* Objective:
Select all lines holding the word "cost" from the entries that follow.
Start
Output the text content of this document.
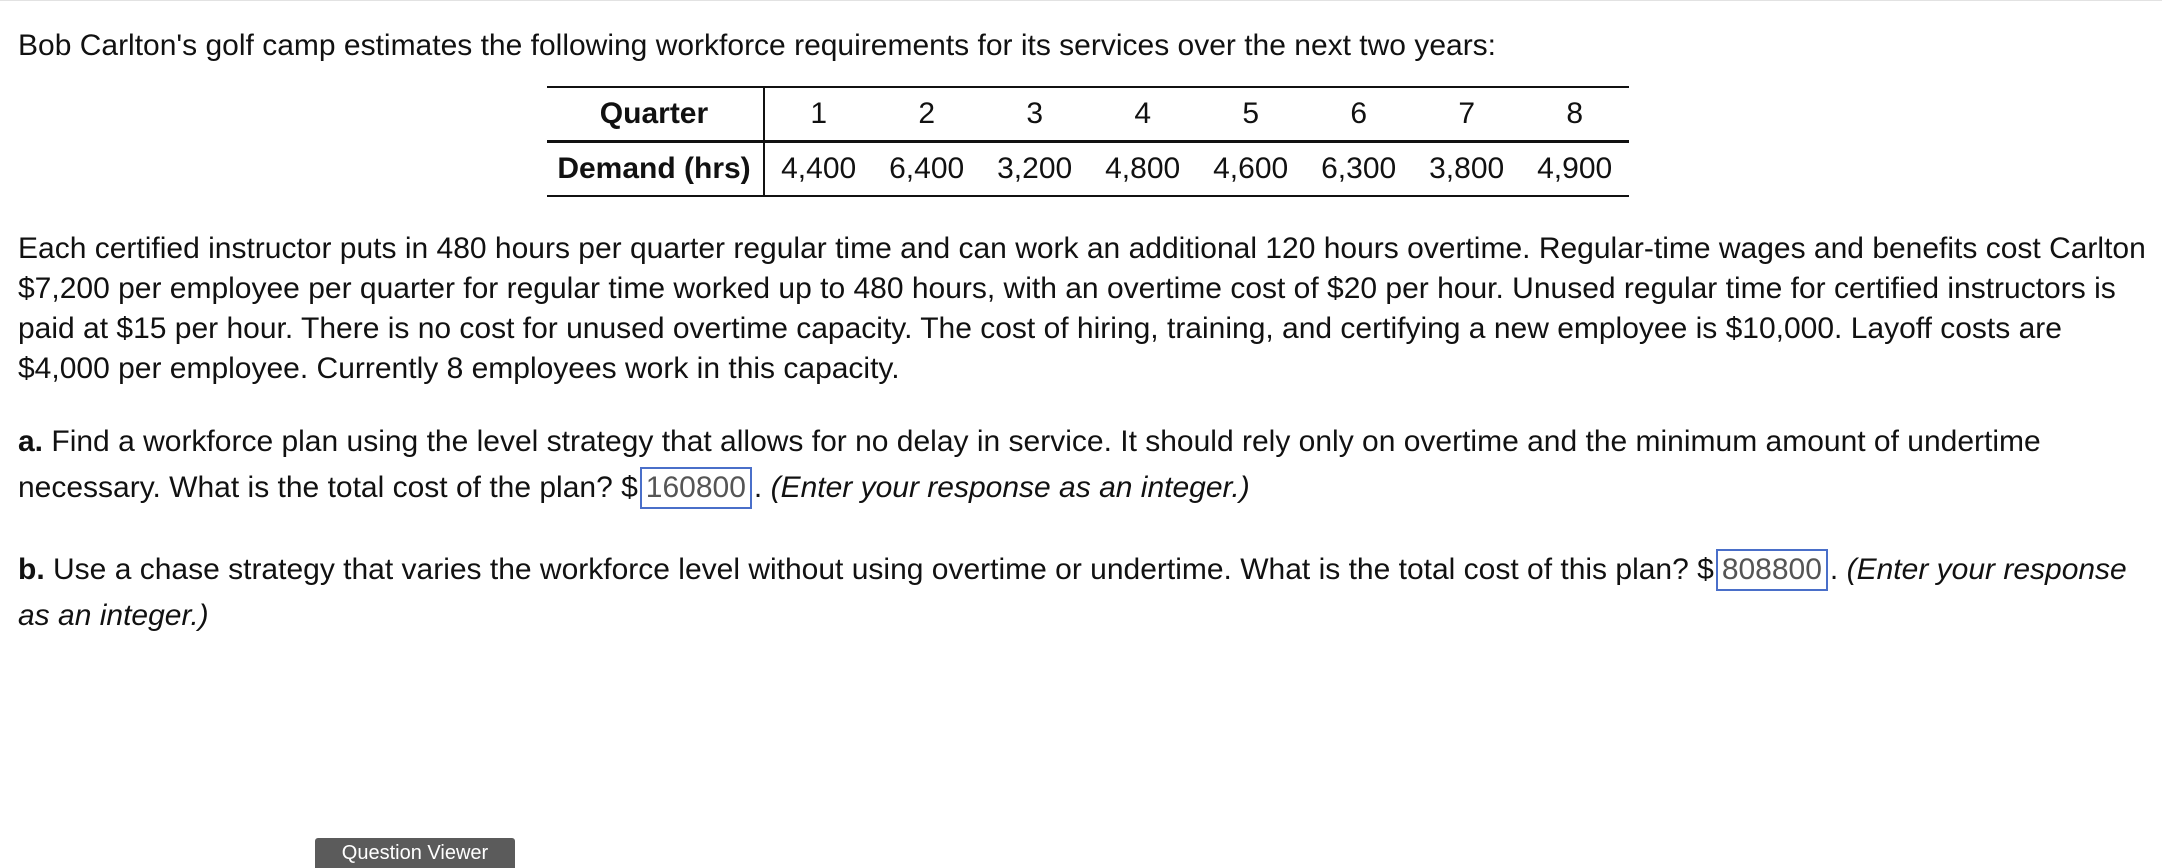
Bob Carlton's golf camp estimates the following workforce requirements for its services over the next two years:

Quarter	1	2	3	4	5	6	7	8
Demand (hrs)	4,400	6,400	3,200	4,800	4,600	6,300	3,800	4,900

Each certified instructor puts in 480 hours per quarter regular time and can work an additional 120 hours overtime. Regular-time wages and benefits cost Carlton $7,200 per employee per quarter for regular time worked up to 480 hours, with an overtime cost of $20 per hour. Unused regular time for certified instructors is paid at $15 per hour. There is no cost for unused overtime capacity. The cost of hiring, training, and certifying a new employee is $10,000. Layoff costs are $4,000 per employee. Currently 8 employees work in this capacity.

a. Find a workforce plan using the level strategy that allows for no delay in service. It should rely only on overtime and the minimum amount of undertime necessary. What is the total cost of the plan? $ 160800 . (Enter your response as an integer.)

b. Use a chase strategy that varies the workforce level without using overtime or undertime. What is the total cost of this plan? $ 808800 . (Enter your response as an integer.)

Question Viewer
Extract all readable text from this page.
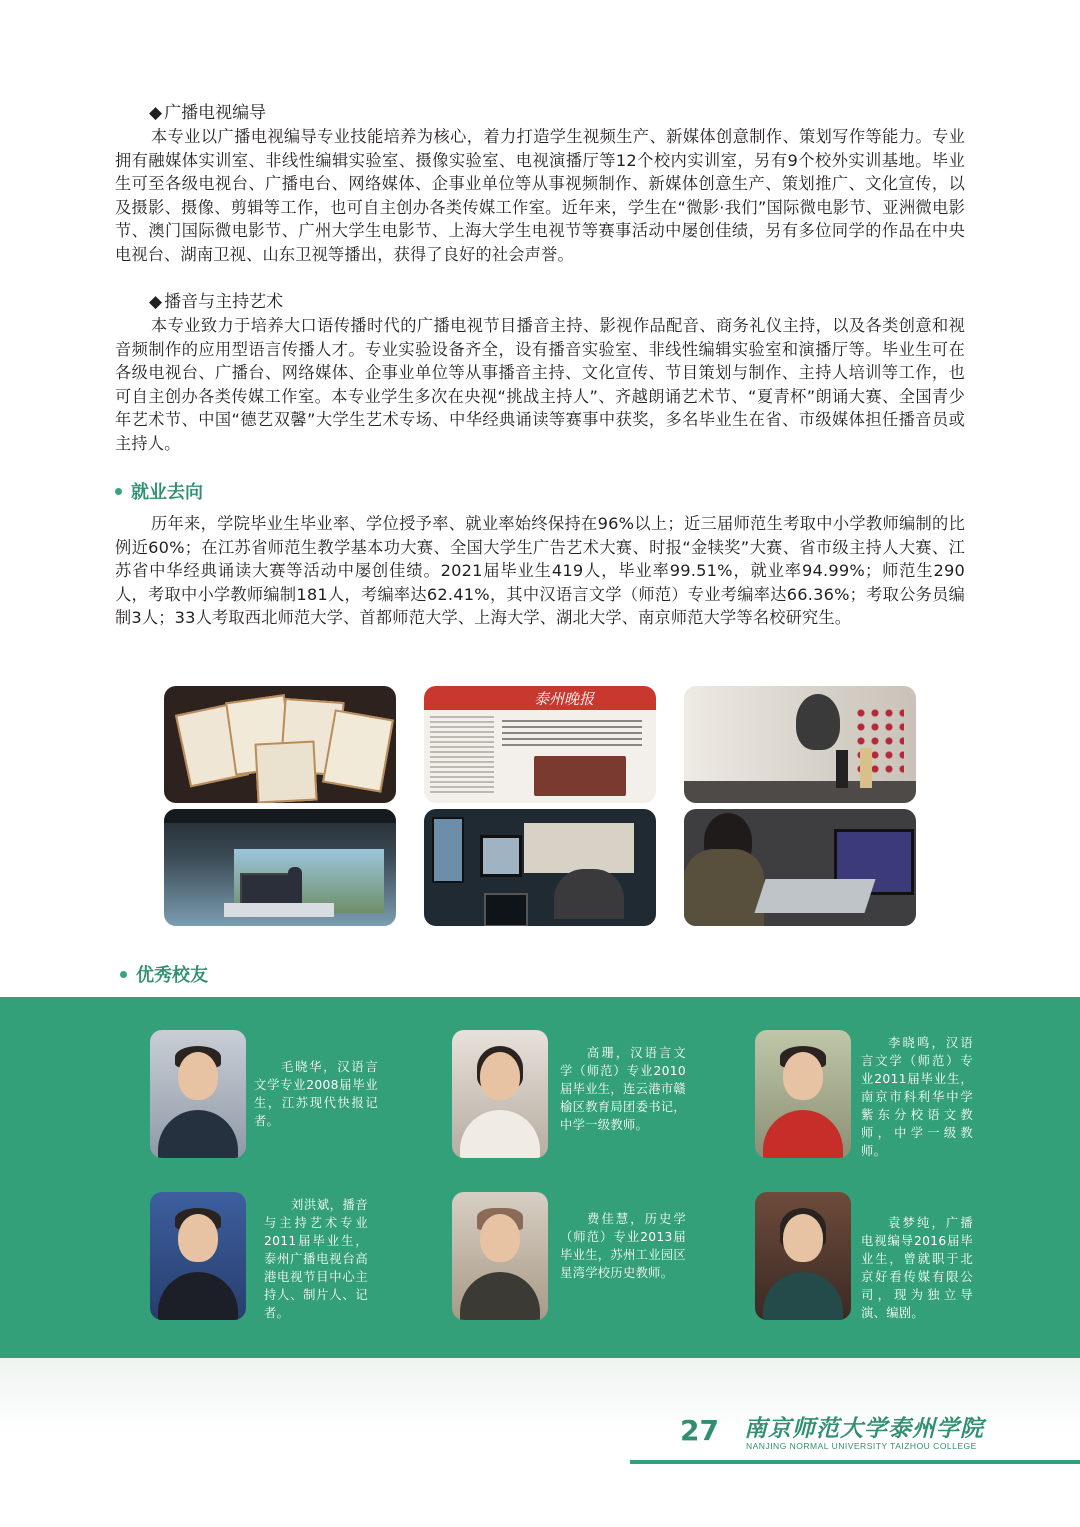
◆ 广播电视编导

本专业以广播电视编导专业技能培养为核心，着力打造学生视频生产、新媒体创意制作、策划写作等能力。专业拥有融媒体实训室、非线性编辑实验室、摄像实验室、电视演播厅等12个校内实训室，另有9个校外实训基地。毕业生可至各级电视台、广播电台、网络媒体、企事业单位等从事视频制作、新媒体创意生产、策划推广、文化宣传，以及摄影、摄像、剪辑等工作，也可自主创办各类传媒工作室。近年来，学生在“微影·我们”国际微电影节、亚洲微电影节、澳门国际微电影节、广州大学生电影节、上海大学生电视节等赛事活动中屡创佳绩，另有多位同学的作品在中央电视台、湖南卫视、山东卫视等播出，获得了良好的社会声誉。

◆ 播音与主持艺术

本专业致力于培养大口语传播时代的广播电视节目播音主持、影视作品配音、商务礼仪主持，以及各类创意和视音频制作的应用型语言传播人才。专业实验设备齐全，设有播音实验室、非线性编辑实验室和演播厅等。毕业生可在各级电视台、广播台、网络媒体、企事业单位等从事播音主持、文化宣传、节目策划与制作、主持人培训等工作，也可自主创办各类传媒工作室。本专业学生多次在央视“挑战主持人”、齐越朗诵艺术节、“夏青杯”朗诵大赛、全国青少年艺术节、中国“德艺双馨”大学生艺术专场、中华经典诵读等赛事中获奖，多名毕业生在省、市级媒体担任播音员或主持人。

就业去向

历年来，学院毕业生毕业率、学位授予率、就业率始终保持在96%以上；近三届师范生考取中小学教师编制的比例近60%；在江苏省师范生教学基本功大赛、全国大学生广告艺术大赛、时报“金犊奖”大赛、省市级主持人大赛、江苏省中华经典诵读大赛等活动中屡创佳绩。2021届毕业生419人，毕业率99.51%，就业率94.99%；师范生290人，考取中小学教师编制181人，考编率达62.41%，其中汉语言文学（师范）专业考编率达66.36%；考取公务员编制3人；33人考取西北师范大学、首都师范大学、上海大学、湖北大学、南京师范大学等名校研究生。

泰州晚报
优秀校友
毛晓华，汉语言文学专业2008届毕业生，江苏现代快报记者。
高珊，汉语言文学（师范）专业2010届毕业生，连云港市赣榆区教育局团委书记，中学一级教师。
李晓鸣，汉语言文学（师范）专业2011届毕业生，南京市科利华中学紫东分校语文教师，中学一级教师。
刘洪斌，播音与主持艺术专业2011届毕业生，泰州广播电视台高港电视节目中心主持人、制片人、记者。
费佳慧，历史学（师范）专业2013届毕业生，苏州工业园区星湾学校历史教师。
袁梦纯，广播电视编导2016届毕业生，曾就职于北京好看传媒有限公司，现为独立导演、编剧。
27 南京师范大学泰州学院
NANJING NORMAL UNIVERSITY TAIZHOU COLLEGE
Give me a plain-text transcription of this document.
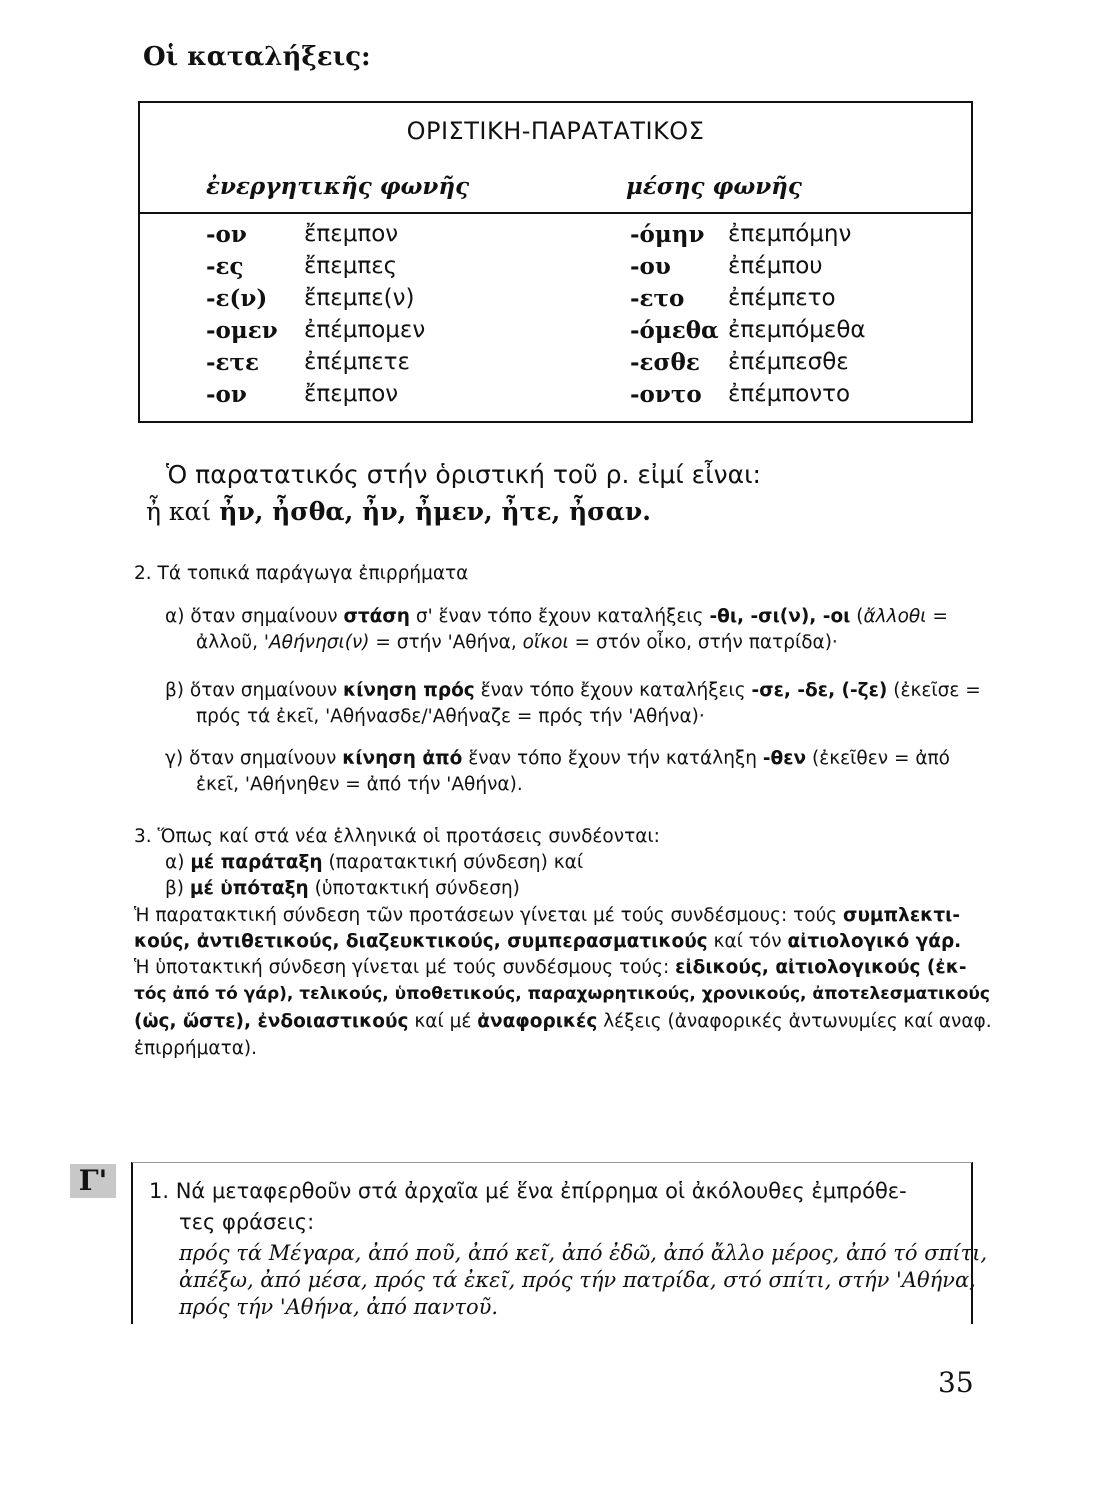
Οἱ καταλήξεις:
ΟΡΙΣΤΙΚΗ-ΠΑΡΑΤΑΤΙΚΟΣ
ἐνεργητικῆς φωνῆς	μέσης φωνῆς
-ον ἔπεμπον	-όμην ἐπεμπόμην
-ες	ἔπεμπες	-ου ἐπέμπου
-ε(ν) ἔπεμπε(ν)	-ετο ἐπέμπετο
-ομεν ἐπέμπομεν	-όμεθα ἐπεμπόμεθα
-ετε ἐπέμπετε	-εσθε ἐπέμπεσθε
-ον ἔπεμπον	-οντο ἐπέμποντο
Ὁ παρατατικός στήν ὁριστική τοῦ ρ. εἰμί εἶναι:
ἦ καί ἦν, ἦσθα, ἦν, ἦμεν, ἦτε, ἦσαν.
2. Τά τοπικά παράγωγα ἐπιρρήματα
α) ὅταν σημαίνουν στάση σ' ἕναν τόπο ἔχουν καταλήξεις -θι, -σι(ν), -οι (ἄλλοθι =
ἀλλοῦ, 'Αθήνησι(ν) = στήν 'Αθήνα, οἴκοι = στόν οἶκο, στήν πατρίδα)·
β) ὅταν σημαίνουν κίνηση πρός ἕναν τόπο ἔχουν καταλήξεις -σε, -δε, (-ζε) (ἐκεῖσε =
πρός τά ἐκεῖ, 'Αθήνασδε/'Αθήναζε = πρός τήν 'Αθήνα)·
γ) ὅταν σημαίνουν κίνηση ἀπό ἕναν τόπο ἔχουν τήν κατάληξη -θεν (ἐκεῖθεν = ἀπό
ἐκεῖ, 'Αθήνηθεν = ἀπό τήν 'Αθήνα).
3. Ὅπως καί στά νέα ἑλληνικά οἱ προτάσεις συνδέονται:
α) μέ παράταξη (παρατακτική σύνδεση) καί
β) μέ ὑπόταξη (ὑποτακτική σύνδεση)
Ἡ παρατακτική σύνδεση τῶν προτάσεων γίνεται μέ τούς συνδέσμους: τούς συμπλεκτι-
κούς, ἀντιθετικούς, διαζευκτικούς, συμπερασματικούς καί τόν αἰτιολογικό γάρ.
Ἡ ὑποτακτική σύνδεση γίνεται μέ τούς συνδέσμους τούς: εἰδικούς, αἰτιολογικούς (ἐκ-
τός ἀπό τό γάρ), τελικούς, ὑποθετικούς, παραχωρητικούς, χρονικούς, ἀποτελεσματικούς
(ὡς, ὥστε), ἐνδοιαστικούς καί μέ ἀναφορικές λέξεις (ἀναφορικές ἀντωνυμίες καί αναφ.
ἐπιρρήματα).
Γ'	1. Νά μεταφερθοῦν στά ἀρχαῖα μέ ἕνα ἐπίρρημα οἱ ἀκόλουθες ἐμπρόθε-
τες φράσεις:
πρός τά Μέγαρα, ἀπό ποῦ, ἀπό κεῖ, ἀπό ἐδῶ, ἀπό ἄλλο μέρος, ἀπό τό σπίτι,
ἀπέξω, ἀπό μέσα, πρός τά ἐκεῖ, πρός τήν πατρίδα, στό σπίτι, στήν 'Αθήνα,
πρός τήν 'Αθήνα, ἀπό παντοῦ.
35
End
* Reply to the task:
Each certified instructor puts in 480 hours per quarter regular time and can work an additional 120 hours overtime. Regular-time wages and benefits cost Carlton $7,200 per employee per quarter for regular time worked up to 480 hours, with an overtime cost of $20 per hour. Unused regular time for certified instructors is paid at $15 per hour. There is no cost for unused overtime capacity. The cost of hiring, training, and certifying a new employee is $10,000. Layoff costs are $4,000 per employee. Currently 8 employees work in this capacity.
a. Find a workforce plan using the level strategy that allows for no delay in service. It should rely only on overtime and the minimum amount of undertime necessary. What is the total cost of the plan? $ 160800 . (Enter your response as an integer.)
b. Use a chase strategy that varies the workforce level without using overtime or undertime. What is the total cost of this plan? $ 808800 . (Enter your response as an integer.)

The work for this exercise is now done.